Exercise aim: Provide the records once more, identical to the original.

=== Entries supplied ===

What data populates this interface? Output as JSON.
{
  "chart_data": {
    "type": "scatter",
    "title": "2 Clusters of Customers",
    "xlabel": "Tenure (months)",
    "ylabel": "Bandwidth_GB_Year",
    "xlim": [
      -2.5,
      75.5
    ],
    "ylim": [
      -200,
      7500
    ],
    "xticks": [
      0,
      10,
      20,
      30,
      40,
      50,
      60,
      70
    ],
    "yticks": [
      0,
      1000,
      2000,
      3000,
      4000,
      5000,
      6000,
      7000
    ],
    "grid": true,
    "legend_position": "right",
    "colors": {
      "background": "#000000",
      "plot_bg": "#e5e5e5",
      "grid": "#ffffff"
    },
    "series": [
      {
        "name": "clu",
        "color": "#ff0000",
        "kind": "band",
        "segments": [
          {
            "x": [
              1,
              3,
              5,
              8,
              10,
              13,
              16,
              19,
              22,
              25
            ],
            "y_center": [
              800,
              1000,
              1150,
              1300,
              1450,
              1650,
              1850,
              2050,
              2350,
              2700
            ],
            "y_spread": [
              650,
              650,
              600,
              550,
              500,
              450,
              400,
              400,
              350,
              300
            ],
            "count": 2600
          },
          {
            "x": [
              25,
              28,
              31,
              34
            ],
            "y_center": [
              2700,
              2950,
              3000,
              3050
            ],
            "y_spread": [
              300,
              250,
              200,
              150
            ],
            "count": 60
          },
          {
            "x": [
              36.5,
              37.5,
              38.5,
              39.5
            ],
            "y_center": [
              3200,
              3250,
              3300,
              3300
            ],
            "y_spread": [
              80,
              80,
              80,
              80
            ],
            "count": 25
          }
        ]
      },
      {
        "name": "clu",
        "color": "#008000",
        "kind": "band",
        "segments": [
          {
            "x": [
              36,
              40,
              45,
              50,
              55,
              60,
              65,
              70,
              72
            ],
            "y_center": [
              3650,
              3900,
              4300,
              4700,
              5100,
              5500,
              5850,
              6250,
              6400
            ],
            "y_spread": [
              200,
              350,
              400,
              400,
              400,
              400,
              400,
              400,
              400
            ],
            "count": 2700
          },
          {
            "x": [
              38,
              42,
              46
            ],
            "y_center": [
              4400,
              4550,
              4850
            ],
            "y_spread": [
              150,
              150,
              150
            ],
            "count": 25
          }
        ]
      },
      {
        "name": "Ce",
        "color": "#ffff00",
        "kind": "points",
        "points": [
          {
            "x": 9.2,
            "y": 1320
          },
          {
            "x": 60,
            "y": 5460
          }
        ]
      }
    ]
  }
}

===

Exercise answer:
What data populates this interface? Output as JSON.
{
  "chart_data": {
    "type": "scatter",
    "title": "2 Clusters of Customers",
    "xlabel": "Tenure (months)",
    "ylabel": "Bandwidth_GB_Year",
    "xlim": [
      -2.5,
      75.5
    ],
    "ylim": [
      -200,
      7500
    ],
    "xticks": [
      0,
      10,
      20,
      30,
      40,
      50,
      60,
      70
    ],
    "yticks": [
      0,
      1000,
      2000,
      3000,
      4000,
      5000,
      6000,
      7000
    ],
    "grid": true,
    "legend_position": "right",
    "colors": {
      "background": "#000000",
      "plot_bg": "#e5e5e5",
      "grid": "#ffffff"
    },
    "series": [
      {
        "name": "clu",
        "color": "#ff0000",
        "kind": "band",
        "segments": [
          {
            "x": [
              1,
              3,
              5,
              8,
              10,
              13,
              16,
              19,
              22,
              25
            ],
            "y_center": [
              800,
              1000,
              1150,
              1300,
              1450,
              1650,
              1850,
              2050,
              2350,
              2700
            ],
            "y_spread": [
              650,
              650,
              600,
              550,
              500,
              450,
              400,
              400,
              350,
              300
            ],
            "count": 2600
          },
          {
            "x": [
              25,
              28,
              31,
              34
            ],
            "y_center": [
              2700,
              2950,
              3000,
              3050
            ],
            "y_spread": [
              300,
              250,
              200,
              150
            ],
            "count": 60
          },
          {
            "x": [
              36.5,
              37.5,
              38.5,
              39.5
            ],
            "y_center": [
              3200,
              3250,
              3300,
              3300
            ],
            "y_spread": [
              80,
              80,
              80,
              80
            ],
            "count": 25
          }
        ]
      },
      {
        "name": "clu",
        "color": "#008000",
        "kind": "band",
        "segments": [
          {
            "x": [
              36,
              40,
              45,
              50,
              55,
              60,
              65,
              70,
              72
            ],
            "y_center": [
              3650,
              3900,
              4300,
              4700,
              5100,
              5500,
              5850,
              6250,
              6400
            ],
            "y_spread": [
              200,
              350,
              400,
              400,
              400,
              400,
              400,
              400,
              400
            ],
            "count": 2700
          },
          {
            "x": [
              38,
              42,
              46
            ],
            "y_center": [
              4400,
              4550,
              4850
            ],
            "y_spread": [
              150,
              150,
              150
            ],
            "count": 25
          }
        ]
      },
      {
        "name": "Ce",
        "color": "#ffff00",
        "kind": "points",
        "points": [
          {
            "x": 9.2,
            "y": 1320
          },
          {
            "x": 60,
            "y": 5460
          }
        ]
      }
    ]
  }
}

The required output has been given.